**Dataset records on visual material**
****

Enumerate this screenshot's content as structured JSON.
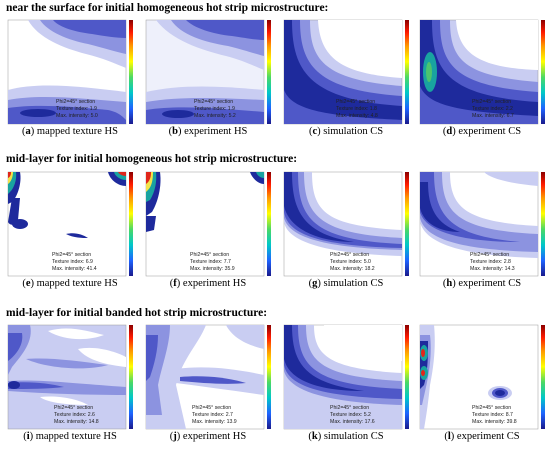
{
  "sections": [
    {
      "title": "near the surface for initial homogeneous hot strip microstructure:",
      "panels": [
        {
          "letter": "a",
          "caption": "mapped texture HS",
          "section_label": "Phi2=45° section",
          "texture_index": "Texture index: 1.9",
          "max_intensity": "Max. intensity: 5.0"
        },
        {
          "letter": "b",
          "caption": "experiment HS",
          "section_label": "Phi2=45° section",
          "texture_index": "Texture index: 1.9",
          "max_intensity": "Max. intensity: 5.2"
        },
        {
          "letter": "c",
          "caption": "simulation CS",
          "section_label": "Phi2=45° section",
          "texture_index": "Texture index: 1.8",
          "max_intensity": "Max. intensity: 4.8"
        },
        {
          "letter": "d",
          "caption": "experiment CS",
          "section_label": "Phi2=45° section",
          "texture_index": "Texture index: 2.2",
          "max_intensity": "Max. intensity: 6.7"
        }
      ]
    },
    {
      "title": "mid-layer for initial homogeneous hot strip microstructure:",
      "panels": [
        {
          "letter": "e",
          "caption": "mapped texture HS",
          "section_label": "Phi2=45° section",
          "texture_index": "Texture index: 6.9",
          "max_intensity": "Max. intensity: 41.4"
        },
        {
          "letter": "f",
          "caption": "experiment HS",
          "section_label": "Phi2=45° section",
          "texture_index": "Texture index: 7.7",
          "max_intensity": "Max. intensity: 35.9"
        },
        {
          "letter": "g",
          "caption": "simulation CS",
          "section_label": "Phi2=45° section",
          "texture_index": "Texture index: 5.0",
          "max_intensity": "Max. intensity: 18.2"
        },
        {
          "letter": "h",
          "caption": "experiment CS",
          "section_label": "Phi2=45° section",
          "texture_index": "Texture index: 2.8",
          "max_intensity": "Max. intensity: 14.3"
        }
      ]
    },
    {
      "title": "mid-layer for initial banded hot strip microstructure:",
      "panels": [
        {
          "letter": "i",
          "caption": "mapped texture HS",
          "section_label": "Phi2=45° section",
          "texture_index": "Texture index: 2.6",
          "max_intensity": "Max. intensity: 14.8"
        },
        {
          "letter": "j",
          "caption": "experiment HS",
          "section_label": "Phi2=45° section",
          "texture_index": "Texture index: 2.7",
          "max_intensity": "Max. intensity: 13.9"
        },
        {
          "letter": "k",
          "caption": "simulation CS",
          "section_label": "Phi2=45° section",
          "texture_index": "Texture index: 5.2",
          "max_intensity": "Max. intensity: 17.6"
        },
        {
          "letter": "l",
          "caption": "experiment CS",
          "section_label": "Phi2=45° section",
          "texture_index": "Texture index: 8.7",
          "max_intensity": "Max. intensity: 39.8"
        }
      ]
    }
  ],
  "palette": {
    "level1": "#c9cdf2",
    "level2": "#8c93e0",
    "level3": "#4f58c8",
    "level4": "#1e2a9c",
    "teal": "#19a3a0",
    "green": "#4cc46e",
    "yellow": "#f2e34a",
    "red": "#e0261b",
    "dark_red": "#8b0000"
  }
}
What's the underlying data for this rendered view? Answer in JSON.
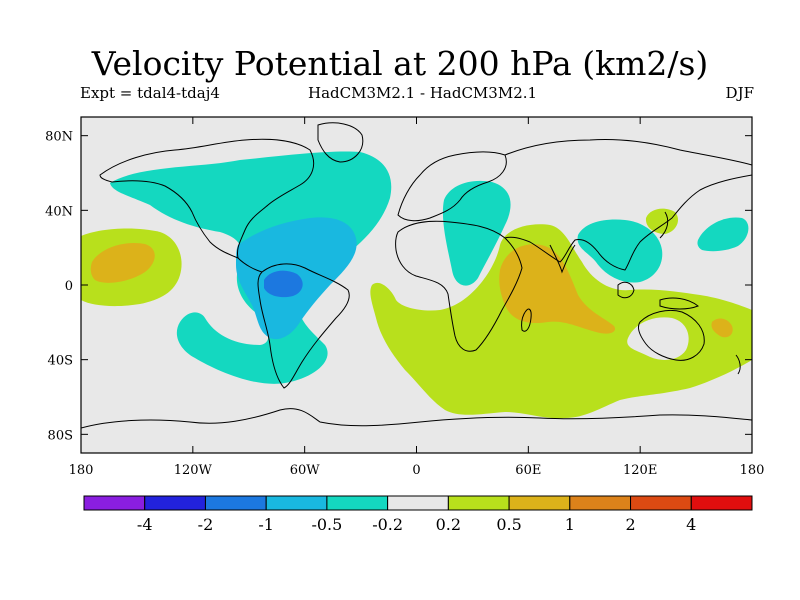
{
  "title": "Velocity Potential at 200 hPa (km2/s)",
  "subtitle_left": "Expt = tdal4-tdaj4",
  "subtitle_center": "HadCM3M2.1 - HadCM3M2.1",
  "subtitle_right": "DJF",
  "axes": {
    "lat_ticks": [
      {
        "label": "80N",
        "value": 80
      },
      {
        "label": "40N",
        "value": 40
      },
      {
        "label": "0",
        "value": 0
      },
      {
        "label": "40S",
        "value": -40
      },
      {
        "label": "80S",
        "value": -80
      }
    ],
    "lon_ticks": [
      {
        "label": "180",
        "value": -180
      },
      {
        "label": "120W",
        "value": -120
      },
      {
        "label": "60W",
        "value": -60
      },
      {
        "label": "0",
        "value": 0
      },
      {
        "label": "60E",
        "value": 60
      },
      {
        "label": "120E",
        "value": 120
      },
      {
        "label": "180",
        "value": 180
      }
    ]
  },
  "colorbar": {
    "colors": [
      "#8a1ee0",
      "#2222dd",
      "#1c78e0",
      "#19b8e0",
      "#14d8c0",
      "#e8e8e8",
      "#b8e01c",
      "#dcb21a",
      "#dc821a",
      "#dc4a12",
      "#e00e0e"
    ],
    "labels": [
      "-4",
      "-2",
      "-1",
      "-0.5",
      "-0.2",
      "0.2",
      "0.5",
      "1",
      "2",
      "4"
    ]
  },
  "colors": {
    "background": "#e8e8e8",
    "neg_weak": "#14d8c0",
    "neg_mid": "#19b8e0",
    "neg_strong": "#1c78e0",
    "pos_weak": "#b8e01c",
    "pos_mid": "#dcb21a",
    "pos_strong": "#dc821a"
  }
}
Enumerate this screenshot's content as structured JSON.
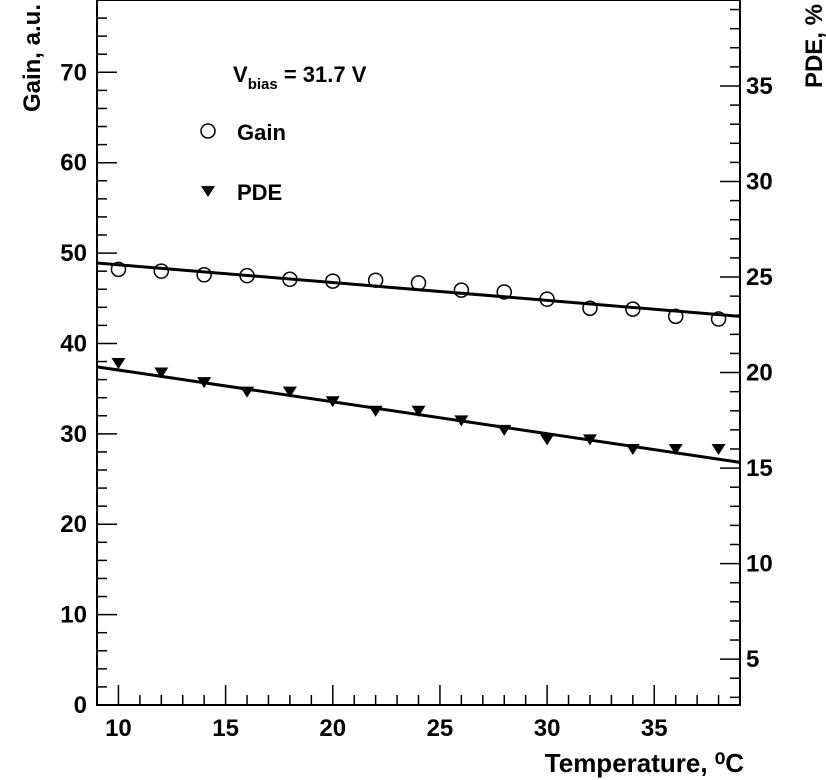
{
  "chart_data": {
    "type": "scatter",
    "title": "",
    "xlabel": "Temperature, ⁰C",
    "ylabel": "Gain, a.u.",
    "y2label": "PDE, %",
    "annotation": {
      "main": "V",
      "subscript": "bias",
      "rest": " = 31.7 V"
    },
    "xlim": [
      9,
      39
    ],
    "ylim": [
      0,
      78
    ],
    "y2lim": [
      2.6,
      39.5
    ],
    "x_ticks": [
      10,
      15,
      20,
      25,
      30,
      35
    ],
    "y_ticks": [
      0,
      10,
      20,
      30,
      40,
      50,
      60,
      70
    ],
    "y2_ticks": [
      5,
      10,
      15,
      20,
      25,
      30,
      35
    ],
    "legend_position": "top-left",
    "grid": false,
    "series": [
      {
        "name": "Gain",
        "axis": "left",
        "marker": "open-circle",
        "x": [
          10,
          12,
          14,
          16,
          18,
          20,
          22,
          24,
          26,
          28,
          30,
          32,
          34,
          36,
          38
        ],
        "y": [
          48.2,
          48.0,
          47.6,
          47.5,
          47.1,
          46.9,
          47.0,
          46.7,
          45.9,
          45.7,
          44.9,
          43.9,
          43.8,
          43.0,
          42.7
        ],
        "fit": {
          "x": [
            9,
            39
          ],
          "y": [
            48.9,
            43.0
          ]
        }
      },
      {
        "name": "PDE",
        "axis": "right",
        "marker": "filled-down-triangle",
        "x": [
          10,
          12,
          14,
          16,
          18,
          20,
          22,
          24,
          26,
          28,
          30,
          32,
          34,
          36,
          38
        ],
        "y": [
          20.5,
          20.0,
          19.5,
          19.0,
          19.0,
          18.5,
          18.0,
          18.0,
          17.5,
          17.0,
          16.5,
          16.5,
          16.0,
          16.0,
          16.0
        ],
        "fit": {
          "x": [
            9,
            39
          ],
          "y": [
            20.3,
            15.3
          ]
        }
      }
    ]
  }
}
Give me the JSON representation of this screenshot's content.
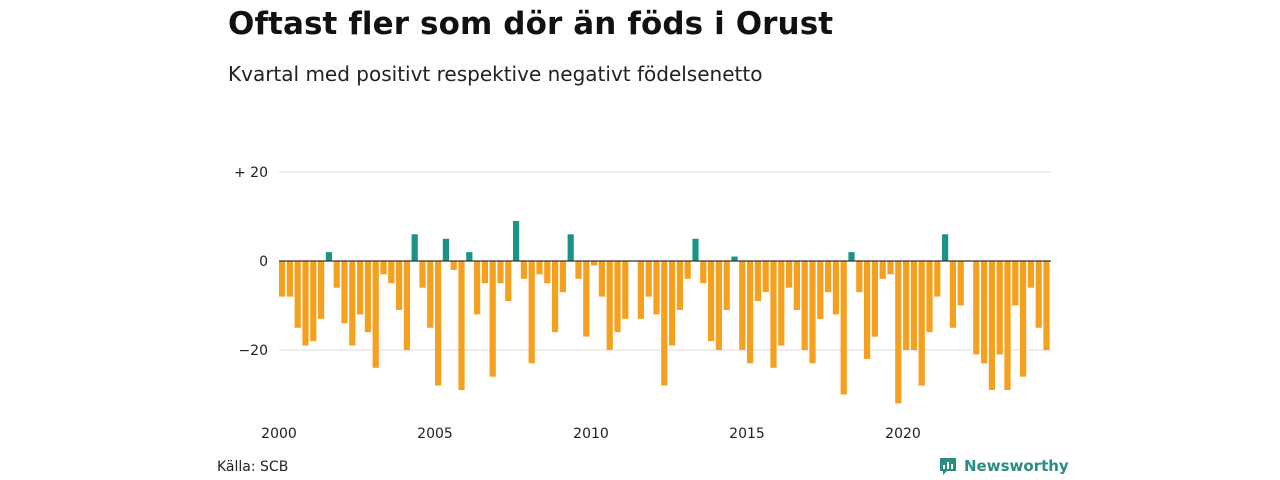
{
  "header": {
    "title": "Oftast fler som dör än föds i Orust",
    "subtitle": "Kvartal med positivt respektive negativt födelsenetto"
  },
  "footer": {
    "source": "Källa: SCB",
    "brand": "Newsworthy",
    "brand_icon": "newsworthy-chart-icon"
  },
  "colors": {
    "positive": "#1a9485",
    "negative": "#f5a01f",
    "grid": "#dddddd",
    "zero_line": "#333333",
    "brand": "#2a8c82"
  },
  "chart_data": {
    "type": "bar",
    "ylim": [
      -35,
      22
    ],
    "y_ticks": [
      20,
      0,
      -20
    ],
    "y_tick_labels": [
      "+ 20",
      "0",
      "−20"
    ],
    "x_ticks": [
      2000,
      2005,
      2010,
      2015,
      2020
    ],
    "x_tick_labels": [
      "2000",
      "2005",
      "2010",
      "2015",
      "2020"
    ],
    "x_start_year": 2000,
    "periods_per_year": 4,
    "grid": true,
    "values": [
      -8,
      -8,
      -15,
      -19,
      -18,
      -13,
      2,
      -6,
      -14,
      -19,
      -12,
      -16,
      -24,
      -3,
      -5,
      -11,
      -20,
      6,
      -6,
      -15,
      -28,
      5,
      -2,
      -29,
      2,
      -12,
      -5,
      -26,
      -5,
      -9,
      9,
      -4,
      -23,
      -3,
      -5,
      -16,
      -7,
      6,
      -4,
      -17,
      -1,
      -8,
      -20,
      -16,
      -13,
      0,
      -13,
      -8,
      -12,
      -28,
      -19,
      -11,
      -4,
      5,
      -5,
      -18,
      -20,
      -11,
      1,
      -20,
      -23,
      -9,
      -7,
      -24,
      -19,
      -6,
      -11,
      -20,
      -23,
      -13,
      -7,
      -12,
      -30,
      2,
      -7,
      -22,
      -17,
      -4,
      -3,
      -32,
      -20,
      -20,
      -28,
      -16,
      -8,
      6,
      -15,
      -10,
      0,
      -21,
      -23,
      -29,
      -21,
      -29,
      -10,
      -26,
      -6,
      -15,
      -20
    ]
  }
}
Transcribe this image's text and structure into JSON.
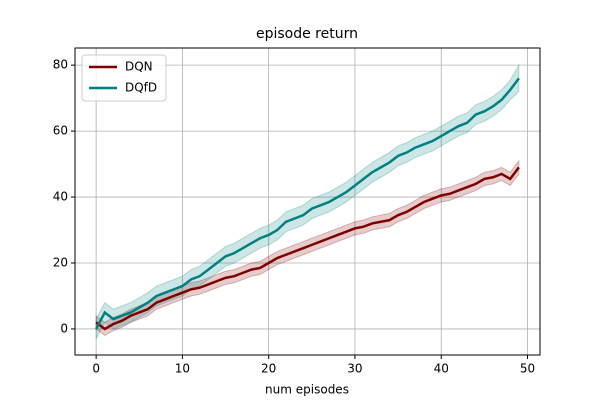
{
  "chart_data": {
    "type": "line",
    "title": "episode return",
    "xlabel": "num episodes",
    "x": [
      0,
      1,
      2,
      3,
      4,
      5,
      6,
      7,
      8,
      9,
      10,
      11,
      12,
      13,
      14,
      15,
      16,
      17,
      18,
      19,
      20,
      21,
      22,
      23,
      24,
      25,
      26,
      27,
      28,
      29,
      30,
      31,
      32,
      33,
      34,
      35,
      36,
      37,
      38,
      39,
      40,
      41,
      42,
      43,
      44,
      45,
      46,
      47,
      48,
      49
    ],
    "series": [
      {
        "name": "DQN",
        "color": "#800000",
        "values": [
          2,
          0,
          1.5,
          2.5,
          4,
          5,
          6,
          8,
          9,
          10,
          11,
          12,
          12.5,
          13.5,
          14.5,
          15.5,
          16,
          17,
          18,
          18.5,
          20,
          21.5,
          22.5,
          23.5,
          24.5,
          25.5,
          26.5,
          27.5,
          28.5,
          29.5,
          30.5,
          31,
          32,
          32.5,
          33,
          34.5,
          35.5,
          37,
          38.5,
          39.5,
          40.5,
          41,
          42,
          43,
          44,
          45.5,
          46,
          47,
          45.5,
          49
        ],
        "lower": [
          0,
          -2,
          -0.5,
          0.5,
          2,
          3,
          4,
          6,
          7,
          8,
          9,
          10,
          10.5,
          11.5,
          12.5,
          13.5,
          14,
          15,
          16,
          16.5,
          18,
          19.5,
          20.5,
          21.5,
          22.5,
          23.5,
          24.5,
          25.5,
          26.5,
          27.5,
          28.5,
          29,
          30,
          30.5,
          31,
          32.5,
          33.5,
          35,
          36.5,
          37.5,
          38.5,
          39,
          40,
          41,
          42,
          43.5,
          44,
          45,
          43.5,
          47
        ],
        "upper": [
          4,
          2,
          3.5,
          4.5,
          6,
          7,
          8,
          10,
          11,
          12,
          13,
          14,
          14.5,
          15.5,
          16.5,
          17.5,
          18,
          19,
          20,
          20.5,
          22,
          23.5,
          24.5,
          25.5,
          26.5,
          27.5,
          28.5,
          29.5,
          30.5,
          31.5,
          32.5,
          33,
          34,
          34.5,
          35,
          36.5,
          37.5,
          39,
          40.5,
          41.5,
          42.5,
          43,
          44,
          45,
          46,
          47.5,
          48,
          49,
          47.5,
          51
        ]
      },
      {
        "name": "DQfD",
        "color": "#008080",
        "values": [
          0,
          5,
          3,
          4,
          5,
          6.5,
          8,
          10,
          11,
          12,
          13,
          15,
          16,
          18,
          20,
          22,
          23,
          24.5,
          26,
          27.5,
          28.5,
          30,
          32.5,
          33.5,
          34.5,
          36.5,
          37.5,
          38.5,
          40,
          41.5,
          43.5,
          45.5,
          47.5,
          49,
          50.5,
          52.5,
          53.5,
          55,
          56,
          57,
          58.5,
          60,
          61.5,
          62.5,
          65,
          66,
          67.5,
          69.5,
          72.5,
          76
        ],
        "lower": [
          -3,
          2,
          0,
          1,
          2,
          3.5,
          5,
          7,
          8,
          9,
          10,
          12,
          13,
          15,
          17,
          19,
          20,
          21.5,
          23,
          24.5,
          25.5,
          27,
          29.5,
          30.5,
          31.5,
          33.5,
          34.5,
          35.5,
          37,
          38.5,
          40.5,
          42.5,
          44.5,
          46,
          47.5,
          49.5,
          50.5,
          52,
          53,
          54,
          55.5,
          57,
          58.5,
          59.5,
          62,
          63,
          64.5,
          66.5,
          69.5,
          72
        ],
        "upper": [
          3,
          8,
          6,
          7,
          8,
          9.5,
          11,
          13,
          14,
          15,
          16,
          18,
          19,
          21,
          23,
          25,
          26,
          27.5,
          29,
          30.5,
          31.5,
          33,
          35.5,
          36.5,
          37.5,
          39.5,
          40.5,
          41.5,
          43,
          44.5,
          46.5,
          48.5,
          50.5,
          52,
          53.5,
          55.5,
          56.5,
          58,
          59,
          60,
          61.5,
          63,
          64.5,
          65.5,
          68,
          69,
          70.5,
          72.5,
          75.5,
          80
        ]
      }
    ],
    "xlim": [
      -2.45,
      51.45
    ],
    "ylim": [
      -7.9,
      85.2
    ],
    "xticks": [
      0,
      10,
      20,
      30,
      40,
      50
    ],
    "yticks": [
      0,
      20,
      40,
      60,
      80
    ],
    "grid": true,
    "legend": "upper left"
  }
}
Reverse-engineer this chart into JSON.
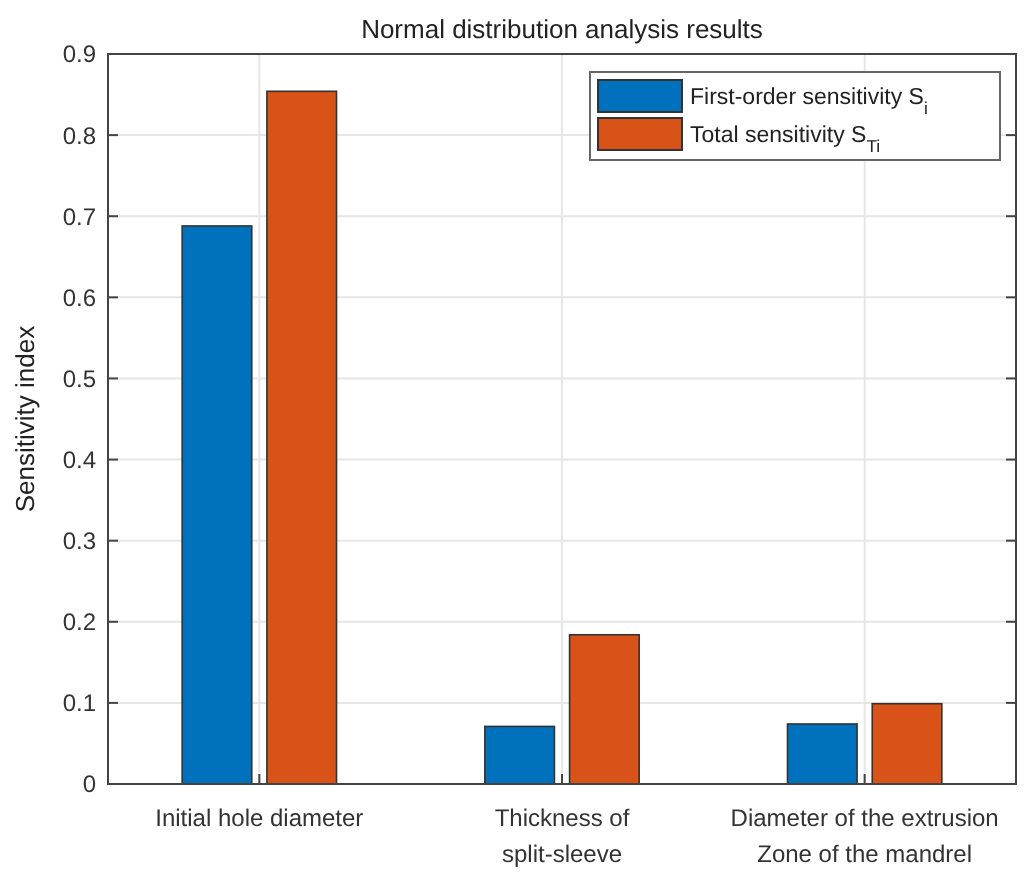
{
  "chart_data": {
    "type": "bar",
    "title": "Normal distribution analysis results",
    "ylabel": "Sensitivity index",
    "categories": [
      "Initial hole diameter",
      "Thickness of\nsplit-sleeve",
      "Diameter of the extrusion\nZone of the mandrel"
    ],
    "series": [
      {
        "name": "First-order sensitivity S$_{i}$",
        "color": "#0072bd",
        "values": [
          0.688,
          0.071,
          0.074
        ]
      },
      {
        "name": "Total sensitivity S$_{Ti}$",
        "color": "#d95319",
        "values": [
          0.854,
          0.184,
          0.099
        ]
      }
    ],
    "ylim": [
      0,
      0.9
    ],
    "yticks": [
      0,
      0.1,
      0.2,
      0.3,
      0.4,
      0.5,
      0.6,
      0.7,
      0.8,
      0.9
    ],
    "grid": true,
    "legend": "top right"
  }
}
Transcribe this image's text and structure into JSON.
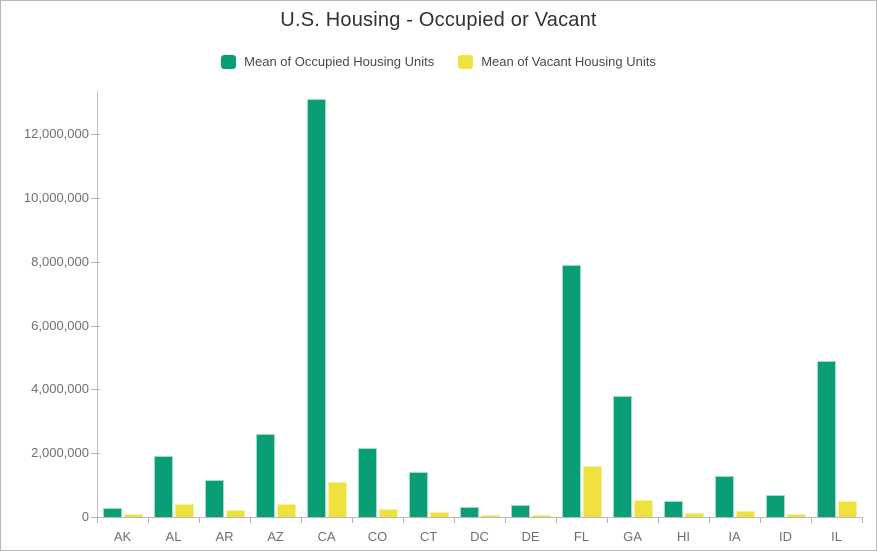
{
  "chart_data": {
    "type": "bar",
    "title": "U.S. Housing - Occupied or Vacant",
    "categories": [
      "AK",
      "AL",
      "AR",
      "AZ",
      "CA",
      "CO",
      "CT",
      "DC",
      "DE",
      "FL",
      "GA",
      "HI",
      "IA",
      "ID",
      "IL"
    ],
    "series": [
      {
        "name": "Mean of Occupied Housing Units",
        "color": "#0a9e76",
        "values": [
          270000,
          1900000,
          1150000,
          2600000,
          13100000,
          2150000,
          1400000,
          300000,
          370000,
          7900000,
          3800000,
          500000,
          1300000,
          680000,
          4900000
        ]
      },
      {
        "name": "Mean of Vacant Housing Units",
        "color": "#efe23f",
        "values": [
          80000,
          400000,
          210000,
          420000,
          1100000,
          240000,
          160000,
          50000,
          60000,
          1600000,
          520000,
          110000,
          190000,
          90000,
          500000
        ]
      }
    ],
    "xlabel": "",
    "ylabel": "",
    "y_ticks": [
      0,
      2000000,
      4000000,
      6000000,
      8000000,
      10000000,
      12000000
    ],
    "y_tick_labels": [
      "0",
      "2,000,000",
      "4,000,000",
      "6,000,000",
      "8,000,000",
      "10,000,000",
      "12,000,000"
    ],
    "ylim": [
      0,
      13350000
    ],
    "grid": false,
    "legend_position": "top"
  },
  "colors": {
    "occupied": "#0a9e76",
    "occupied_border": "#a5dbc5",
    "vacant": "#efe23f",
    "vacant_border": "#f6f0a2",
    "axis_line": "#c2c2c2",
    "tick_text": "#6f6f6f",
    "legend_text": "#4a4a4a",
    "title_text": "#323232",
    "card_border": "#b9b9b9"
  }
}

****

**Work instructions**
In the listing above, count each line that holds the string "homogeneous". Give the number only.

**Final result**
2